» PROBLÈMES À RÉSOUDRE:
1: Dans l'article sur les Ogoni, quel mouvement Ken Saro-Wiwa a-t-il fondé ?
2: Poursuivez l'article sur les Ogoni à partir de l'endroit où il s'arrête.

» TEXTE DE LA PAGE:
%%

Banc Public n° 273 , Janvier 2019 , Catherine VAN NYPELSEER



Ce mois-ci, Banc Public présente à ses lecteurs un percutant petit livre écrit par une femme, la journaliste indépendante Élisabeth Schneiter (qui a écrit notamment pour les quotidiens français Le Monde, Le Figaro, Les Échos). La magnifique photo de couverture de cet ouvrage représente quelques hommes qui forment une chaîne en se donnant la main avec une détermination tranquille devant de beaux arbres tropicaux aux troncs géométriques...


 

Hélas, le contenu du livre est moins paisible, mais le récit qu'il contient a le mérite immense de transmettre la volonté de participer à la lutte pour la sauvegarde de la vie sur notre planète. Il comporte des événements tragiques, scandaleux, mais aussi des exemples de combats victorieux remportés à l'aide de moyens dérisoires au regard des forces en présence.

 

Saccage pour le pétrole

 

Au Nigéria, les Ogoni vivent dans l'État de Rivers au sud-est du pays, particulièrement riche en pétrole et en gaz. Selon Élisabeth Schneiter, cette partie du Nigéria est également détentrice "de plusieurs trésors environnementaux, dont la troisième plus grande forêt de mangroves du monde et l'une des plus grandes forêts tropicales qui subsistent au Nigéria". Hélas, "cette zone humide, cruciale pour les millions de personnes qui y vivent, est exploitée depuis la fin des années 1950, sans aucun respect pour l'environnement ni pour les habitants." (p.49)

 

Les trois quarts des 27 millions d'habitants du delta du Niger, agriculteurs et pêcheurs, dépendent de cet environnement pour leur subsistance. Or, à la suite de l'activité des compagnies pétrolières internationales, comme l'entreprise anglo-néerlandaise Shell, ils pataugent "dans une boue noire et pestilentielle".

 

Le héros présenté dans ce cadre par Élisabeth Schneiter était un Ogoni appelé Ken Saro-Wiwa, écrivain et romancier à succès qui avait été l'auteur d'une série télévisée satirique de grande audience en Afrique dans les années 1980 et menait en outre une action politique puisqu'il avait rédigé une déclaration des droits du peuple Ogoni en 1991. "Indigné par ce qu'il voyait, [il] avait aussi écrit plusieurs pamphlets consacrés aux terribles conditions de vie de sa communauté. Il réclamait pour son peuple des compensations pour les dévastations subies, davantage d'autonomie, une exploitation plus respectueuse de l'environnement et une partie des revenus des ressources pétrolières et gazières extraites de leurs terres." (p.50)

 

Ken Saro-Wiwa a pris la tête d'une "puissante campagne contre le gouvernement fédéral et contre les compagnies pétrolières multinationales" au début des années 1990. Il a fondé le mouvement pour la survie du peuple Ogoni (Mosop), engagé dans des actions non violentes pour la défense de ses droits. Voici comment il décrivait la situation en 1992 :

 

"L'exploitation pétrolière a transformé le pays Ogoni en un immense terrain vague. Les terres, les rivières et les ruisseaux sont en permanence entièrement pollués; l'atmosphère est empoisonnée, chargée de vapeurs d'hydrocarbures, de méthane, d'oxydes de carbone et de suies rejetés par des torchères qui, depuis trente-trois ans, brûlent des gaz vingt-quatre heures sur vingt-quatre tout près des zones d'habitation. Notre territoire est dévasté par des pluies acides, des fuites et des jaillissements incontrôlés d'hydrocarbures. Le réseau d'oléoducs à haute pression qui quadrille les terres cultivées et les villages Ogoni constitue aussi une dangereuse menace." (pp. 50-51)

%%

» DONNÉES AFFICHÉES:

%%

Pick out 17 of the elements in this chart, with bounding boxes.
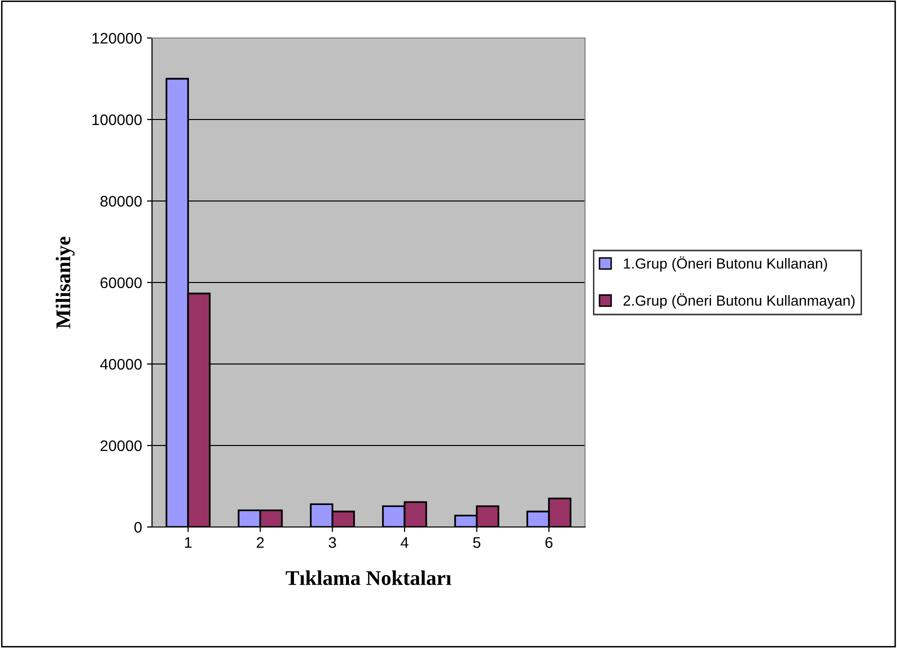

%%

» RÉPONSES:
1: Le mouvement pour la survie du peuple Ogoni (Mosop).

2:
Peu après que le Mosop eut envoyé un ultimatum exigeant "l'arrêt immédiat des dégradations environnementales" ainsi que 10 milliards de dollars de réparations aux compagnies pétrolières opérant sur l'Ogoland (Shell, Chevron, la National Nigerian Petroleum Company), il fut arrêté une première fois, maltraité et détenu plusieurs mois sans aucun procès. Une manifestation géante réunissant plus de 300.000 personnes fut organisée par le Mosop à sa sortie de prison, ce qui, selon Élisabeth Schneiter, attira l'attention de grandes ONG de l'environnement et des droits de l'homme comme Greenpeace et Amnesty international.

 

Une première victoire fut alors remportée en 1993: la compagnie Shell, sensible à la dégradation de son image, cessa l'exploitation du pétrole sur le territoire Ogoni ! Hélas, Ken Saro-Wiwa fut à nouveau arrêté en 1994 et "condamné sous des prétextes mensongers par un tribunal spécial", sans que les journalistes n'aient le droit d'assister au procès (p. 51).

Il fut pendu en novembre 1995, avec huit autres militants du Mosop.

 

Héroïne sud-américaine

 

Un des 207 héros évoqués dans le livre d'Élisabeth Schneiter est une héroïne, dont l'histoire est présentée dans le premier chapitre, intitulé "Berta est vivante", de son livre.

 

En Amérique centrale cette fois, au Honduras, la communauté Lenca, un des peuples autochtones de ce pays, s'oppose à un projet de grand barrage hydroélectrique à construire sur la rivière Gualcarque, qui est une rivière sacrée pour les Lenca à qui elle fournit eau potable, poissons et irrigation des cultures.

 

Berta Isabel Caceres Flores a été choisie en 2010 comme porte-parole du peuple des Indiens Lenca. Le 2 mars 2016, la veille de ses 45 ans, elle travaille avec le dirigeant de l'association mexicaine de défense de l'environnement "Otros Mundos" au Chiapas, liée aux "Amis de la Terre". C'est une militante de longue date: dans les années 1980, elle se battait contre les bases militaires américaines au Honduras, et en 1993 elle a cofondé le "Conseil national des organisations populaires et indigènes du Honduras" avec Salvador Zuniga, le père de ses quatre enfants. Elle a défendu le féminisme, les droits indigènes, les LGBT (minorités sexuelles) et l'environnement.

 

Cette nuit-là, elle est assassinée de trois coups de feu dans son lit par un inconnu, alors qu'elle avait dénoncé les menaces dont elle faisait l'objet de la part de voyous locaux à la solde la la Desa, la compagnie hondurienne chargée du projet de barrage. La police prétendra qu'il s'agissait d'un cambriolage qui avait mal tourné, avant de harceler son collègue d'Otros Mundos, seul témoin de la fusillade, qui fut heureusement défendu par Amnesty international.

 

Prix Nobel d'Écologie ?

 

Le court livre d'Élisabeth Schneiter suscite de nombreuses réflexions.

 

Premièrement, ces militants qui tentent de protéger la nature se battent localement pour l'humanité entière, car, après la destruction des écosystèmes qui lui sont indispensables, c'est l'être humain qui disparaîtra d'une planète Terre devenue invivable.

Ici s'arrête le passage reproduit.